> [PROBLEM]
Needed from the entries below: every line that holds the word "drought".

> [SUPPLIED MATERIAL]

'''

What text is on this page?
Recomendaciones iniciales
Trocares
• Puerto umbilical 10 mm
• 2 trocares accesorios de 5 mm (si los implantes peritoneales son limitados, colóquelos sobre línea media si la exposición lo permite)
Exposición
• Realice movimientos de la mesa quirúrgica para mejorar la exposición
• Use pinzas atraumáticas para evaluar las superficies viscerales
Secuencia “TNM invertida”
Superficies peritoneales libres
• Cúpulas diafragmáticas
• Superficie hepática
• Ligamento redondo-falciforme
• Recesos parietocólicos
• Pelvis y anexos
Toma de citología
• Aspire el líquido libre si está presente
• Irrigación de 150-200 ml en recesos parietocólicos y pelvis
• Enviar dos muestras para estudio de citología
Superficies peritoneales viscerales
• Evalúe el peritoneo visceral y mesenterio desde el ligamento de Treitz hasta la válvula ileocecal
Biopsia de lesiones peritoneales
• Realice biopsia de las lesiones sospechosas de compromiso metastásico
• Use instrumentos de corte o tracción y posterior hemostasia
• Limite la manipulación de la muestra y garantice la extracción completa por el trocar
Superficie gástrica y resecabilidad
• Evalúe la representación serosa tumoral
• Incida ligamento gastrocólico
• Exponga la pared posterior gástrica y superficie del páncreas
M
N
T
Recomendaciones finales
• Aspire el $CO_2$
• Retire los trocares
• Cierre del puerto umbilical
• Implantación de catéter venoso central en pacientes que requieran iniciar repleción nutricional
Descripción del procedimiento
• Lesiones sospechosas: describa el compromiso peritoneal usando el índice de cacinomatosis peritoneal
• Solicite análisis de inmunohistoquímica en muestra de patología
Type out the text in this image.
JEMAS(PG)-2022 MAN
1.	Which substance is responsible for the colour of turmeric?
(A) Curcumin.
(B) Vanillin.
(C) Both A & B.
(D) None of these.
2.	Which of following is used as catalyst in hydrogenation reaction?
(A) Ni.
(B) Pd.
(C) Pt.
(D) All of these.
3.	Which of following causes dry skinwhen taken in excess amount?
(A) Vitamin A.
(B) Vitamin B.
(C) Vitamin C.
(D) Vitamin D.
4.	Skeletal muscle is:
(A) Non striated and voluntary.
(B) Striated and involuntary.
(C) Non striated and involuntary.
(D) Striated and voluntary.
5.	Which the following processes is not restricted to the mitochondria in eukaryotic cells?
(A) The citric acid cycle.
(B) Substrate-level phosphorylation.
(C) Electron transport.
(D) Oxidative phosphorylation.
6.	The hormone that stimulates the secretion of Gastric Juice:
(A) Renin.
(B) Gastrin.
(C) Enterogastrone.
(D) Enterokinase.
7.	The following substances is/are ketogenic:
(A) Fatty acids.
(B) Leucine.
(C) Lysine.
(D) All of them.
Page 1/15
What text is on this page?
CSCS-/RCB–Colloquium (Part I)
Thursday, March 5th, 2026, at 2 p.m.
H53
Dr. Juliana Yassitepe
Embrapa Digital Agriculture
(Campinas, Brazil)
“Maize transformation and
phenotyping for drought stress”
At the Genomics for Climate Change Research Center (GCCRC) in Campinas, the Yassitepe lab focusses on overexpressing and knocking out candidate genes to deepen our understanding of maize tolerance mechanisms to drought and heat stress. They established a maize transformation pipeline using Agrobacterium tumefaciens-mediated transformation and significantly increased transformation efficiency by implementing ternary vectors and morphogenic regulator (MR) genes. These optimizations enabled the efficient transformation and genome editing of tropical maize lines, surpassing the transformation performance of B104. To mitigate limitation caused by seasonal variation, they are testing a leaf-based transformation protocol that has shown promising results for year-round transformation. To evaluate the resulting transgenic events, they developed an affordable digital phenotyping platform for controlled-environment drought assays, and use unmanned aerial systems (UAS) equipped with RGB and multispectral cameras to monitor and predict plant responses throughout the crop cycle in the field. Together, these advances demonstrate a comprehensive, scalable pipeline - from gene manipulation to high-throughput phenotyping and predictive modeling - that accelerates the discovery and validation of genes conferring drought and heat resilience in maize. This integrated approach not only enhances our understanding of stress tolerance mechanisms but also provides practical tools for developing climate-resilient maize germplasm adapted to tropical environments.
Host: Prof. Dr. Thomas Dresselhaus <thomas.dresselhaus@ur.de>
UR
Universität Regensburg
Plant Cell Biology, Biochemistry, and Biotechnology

'''

> [RESPONSE TO THIS TASK]
phenotyping for drought stress”
At the Genomics for Climate Change Research Center (GCCRC) in Campinas, the Yassitepe lab focusses on overexpressing and knocking out candidate genes to deepen our understanding of maize tolerance mechanisms to drought and heat stress. They established a maize transformation pipeline using Agrobacterium tumefaciens-mediated transformation and significantly increased transformation efficiency by implementing ternary vectors and morphogenic regulator (MR) genes. These optimizations enabled the efficient transformation and genome editing of tropical maize lines, surpassing the transformation performance of B104. To mitigate limitation caused by seasonal variation, they are testing a leaf-based transformation protocol that has shown promising results for year-round transformation. To evaluate the resulting transgenic events, they developed an affordable digital phenotyping platform for controlled-environment drought assays, and use unmanned aerial systems (UAS) equipped with RGB and multispectral cameras to monitor and predict plant responses throughout the crop cycle in the field. Together, these advances demonstrate a comprehensive, scalable pipeline - from gene manipulation to high-throughput phenotyping and predictive modeling - that accelerates the discovery and validation of genes conferring drought and heat resilience in maize. This integrated approach not only enhances our understanding of stress tolerance mechanisms but also provides practical tools for developing climate-resilient maize germplasm adapted to tropical environments.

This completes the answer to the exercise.